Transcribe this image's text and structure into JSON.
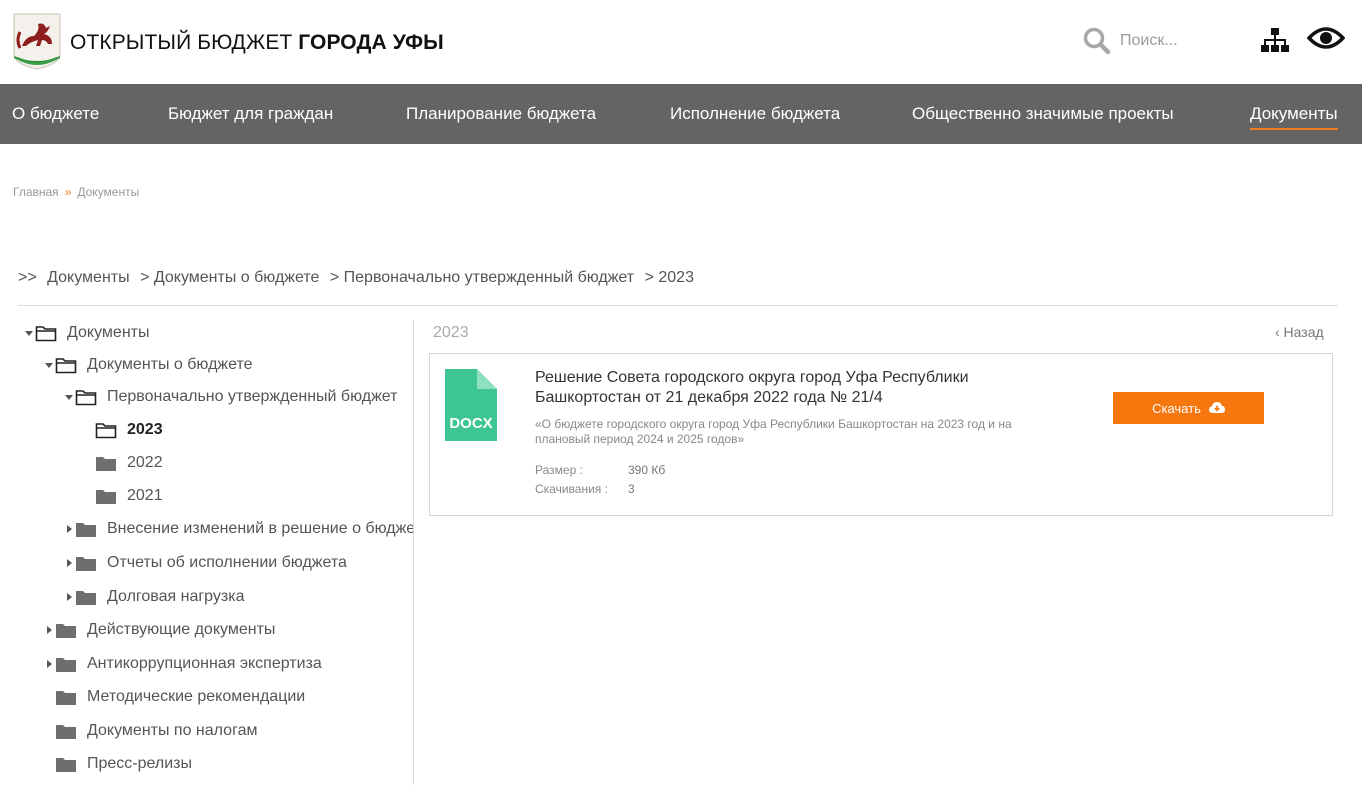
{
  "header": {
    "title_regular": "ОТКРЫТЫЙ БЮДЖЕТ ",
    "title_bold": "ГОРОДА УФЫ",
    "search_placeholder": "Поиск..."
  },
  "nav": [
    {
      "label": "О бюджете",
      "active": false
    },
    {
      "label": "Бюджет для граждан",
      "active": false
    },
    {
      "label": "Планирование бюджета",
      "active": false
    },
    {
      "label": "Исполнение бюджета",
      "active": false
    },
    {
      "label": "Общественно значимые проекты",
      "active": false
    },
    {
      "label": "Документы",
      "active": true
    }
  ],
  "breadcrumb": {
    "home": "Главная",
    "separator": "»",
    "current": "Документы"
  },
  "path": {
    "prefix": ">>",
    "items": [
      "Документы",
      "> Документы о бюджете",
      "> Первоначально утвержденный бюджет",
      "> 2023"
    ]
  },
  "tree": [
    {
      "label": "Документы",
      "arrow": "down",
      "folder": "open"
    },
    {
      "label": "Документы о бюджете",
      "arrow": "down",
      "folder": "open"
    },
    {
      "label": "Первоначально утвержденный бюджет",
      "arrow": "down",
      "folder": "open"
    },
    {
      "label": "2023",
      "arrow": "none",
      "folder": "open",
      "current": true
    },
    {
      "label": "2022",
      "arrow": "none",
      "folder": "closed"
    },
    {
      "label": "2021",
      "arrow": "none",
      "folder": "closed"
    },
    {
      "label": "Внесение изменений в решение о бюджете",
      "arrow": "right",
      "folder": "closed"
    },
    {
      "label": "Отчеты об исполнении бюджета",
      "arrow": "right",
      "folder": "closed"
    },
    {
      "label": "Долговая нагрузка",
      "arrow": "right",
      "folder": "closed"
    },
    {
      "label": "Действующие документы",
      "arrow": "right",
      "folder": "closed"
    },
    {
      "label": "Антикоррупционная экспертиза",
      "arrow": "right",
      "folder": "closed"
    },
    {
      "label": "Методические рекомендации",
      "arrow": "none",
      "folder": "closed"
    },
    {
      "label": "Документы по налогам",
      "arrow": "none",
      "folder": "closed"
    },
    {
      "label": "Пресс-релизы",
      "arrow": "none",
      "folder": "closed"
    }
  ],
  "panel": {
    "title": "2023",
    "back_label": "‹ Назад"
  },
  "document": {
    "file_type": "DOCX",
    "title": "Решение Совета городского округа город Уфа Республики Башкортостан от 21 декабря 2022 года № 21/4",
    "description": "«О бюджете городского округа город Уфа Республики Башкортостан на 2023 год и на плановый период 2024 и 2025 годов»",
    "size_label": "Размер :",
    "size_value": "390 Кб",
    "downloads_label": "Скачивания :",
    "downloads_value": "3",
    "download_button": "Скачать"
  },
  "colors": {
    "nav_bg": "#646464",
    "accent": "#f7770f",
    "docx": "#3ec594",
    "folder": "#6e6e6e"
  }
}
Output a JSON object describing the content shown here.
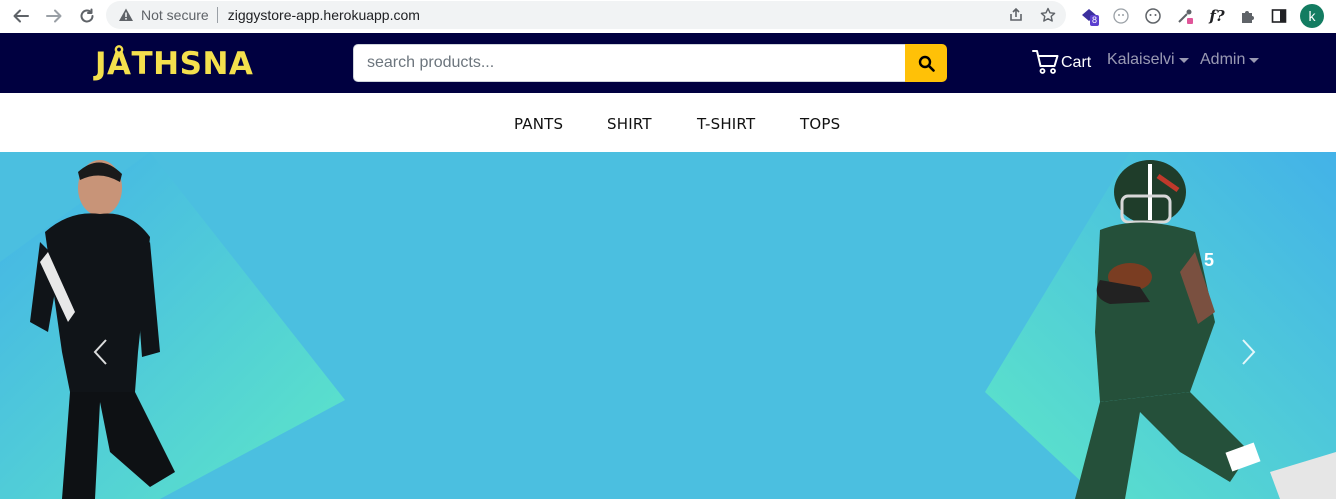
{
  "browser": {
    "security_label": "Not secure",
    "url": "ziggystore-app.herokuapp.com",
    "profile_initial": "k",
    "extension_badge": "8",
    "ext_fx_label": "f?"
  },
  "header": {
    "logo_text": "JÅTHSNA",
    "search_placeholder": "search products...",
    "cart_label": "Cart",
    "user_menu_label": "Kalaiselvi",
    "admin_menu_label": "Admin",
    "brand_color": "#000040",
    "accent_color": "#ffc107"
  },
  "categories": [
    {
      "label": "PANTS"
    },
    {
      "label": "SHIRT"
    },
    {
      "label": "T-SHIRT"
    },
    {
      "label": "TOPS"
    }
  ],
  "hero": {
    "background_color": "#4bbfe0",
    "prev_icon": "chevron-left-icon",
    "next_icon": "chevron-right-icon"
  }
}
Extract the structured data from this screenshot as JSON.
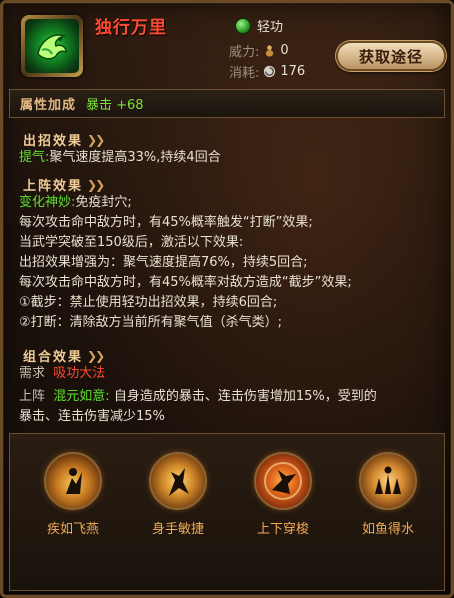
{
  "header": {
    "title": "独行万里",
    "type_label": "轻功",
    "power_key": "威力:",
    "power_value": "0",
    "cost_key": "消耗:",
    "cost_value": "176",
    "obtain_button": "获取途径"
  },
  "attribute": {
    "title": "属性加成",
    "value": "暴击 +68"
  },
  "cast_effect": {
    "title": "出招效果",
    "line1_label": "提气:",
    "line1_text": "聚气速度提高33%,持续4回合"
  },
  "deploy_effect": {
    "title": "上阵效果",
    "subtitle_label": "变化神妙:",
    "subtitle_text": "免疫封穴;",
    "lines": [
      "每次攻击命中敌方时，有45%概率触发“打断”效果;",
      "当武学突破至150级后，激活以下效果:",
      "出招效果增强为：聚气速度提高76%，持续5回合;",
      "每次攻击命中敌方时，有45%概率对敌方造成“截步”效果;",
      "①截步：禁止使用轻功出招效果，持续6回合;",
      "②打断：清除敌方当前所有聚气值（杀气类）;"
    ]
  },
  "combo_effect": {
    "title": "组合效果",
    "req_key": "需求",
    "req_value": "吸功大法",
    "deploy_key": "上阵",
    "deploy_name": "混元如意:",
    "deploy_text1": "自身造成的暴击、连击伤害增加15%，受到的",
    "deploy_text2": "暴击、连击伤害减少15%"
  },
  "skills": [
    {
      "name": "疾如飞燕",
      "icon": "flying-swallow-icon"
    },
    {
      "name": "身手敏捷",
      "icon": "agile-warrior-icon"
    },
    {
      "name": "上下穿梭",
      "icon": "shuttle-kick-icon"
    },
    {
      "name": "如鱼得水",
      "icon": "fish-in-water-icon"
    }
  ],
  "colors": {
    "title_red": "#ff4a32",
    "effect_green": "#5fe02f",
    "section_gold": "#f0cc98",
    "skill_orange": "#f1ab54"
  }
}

⁂

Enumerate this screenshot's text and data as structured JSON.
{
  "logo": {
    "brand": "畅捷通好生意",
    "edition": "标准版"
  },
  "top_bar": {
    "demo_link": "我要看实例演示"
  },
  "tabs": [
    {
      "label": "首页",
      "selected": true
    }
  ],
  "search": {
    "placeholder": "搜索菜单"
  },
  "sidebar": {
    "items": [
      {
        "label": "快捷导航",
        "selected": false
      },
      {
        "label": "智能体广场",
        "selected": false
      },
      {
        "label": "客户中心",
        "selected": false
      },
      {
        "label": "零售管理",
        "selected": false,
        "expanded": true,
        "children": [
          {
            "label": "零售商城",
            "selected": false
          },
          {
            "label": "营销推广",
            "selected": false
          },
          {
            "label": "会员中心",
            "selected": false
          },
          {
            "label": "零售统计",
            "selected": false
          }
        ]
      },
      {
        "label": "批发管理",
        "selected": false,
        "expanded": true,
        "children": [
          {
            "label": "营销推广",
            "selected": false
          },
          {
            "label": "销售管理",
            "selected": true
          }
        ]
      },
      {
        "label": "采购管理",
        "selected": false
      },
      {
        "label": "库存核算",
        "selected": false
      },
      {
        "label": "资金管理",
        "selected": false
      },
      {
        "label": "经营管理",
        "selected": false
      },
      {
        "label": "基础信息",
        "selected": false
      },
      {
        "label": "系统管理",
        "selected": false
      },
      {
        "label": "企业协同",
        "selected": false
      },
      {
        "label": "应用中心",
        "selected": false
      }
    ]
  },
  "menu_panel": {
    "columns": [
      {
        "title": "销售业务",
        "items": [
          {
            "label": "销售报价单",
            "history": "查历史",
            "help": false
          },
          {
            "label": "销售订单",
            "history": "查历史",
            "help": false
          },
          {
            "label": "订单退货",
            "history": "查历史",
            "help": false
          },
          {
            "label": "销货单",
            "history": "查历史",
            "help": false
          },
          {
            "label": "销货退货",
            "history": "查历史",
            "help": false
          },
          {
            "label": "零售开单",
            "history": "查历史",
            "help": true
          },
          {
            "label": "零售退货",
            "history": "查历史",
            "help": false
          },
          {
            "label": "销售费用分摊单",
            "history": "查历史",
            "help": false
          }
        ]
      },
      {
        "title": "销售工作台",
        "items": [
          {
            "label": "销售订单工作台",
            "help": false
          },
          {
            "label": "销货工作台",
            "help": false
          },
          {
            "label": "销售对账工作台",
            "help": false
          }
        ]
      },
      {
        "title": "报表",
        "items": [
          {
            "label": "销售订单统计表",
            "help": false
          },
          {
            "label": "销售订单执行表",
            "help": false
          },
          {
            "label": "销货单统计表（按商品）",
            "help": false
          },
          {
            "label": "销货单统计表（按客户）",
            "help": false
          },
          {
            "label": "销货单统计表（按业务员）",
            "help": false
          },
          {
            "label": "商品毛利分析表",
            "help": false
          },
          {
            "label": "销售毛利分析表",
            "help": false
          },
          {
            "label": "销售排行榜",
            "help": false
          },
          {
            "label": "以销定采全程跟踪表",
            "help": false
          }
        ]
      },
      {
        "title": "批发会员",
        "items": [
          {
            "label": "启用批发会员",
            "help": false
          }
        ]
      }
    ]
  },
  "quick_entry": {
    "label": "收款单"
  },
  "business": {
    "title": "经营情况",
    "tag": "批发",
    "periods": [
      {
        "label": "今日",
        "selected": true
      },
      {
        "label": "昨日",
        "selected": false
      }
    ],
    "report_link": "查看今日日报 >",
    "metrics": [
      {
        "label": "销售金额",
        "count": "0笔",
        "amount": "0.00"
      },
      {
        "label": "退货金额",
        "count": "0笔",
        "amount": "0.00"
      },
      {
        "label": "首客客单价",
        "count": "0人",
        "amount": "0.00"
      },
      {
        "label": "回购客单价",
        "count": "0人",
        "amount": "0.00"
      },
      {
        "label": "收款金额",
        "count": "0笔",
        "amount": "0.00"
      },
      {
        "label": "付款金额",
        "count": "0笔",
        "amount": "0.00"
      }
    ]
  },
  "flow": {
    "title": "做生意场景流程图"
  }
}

⁂

All lines above containing the string "true" are to be collected.

## Solution to this exercise
      "active": true
      "current": true
      "selected": true
        "expanded": true,
        "expanded": true,
            "selected": true
            "help": true
        "selected": true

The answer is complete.